## DATASET EXCERPTS
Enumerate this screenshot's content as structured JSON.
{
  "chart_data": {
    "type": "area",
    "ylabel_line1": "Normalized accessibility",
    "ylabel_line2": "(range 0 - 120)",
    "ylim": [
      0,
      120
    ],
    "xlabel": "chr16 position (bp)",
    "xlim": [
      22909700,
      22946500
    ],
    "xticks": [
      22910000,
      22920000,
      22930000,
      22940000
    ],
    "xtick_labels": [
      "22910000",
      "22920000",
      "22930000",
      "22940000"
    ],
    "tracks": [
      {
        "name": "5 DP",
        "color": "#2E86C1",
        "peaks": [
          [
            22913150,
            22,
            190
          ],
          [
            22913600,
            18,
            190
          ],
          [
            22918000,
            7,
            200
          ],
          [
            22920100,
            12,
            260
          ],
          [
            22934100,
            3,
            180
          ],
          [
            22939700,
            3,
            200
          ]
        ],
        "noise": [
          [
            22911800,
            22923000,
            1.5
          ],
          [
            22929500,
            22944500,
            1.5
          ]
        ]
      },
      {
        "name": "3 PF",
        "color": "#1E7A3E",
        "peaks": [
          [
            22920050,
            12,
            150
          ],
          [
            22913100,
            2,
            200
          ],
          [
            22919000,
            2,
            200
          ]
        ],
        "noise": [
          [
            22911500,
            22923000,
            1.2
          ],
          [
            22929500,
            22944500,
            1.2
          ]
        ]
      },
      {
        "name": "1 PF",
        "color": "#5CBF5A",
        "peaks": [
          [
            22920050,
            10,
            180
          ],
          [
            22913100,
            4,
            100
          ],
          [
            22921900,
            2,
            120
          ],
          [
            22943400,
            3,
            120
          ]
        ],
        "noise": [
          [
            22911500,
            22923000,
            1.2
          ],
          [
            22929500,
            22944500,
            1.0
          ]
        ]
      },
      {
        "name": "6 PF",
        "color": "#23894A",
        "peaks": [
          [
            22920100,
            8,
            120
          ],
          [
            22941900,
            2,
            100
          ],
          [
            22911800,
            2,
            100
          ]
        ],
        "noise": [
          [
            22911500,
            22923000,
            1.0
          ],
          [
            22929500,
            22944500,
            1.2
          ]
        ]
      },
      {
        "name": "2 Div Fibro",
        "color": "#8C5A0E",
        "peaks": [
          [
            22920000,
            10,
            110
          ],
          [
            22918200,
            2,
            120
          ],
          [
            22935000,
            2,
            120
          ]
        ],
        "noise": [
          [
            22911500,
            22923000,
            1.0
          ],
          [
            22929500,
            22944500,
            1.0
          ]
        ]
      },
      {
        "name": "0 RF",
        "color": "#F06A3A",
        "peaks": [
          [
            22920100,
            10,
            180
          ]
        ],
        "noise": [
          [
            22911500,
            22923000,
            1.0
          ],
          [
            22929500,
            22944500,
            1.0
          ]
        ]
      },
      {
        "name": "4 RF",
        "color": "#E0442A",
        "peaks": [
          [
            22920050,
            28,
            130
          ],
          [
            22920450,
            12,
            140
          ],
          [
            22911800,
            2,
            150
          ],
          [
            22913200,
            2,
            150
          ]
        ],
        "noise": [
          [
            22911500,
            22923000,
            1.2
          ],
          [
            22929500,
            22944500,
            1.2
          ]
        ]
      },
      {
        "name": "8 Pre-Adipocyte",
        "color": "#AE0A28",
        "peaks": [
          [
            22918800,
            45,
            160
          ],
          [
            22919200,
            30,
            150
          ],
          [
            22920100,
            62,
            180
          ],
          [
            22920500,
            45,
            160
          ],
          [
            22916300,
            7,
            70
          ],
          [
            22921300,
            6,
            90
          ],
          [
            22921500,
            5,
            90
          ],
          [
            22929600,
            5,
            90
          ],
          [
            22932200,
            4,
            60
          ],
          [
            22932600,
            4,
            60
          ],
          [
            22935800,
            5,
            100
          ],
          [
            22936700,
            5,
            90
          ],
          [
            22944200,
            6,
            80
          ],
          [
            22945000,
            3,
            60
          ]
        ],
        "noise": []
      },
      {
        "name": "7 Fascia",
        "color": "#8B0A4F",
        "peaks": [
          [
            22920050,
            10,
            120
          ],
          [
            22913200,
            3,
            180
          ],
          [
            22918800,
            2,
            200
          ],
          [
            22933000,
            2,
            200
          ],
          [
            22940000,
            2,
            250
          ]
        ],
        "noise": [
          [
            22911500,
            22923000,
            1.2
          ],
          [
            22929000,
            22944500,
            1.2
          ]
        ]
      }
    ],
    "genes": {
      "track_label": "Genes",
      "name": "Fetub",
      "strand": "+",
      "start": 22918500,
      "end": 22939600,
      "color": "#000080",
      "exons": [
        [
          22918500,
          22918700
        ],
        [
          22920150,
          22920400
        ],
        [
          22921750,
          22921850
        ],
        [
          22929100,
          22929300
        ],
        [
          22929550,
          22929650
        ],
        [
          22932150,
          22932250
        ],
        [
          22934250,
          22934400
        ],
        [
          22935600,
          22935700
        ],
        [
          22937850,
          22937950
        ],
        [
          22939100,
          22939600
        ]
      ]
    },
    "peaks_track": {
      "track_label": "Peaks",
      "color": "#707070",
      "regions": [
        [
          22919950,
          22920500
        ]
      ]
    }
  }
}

## WHAT THE TASK ASKS
Whenever the word "color" shows up in a line above, copy that line.

## OUTPUT FOR THIS TASK
        "color": "#2E86C1",
        "color": "#1E7A3E",
        "color": "#5CBF5A",
        "color": "#23894A",
        "color": "#8C5A0E",
        "color": "#F06A3A",
        "color": "#E0442A",
        "color": "#AE0A28",
        "color": "#8B0A4F",
      "color": "#000080",
      "color": "#707070",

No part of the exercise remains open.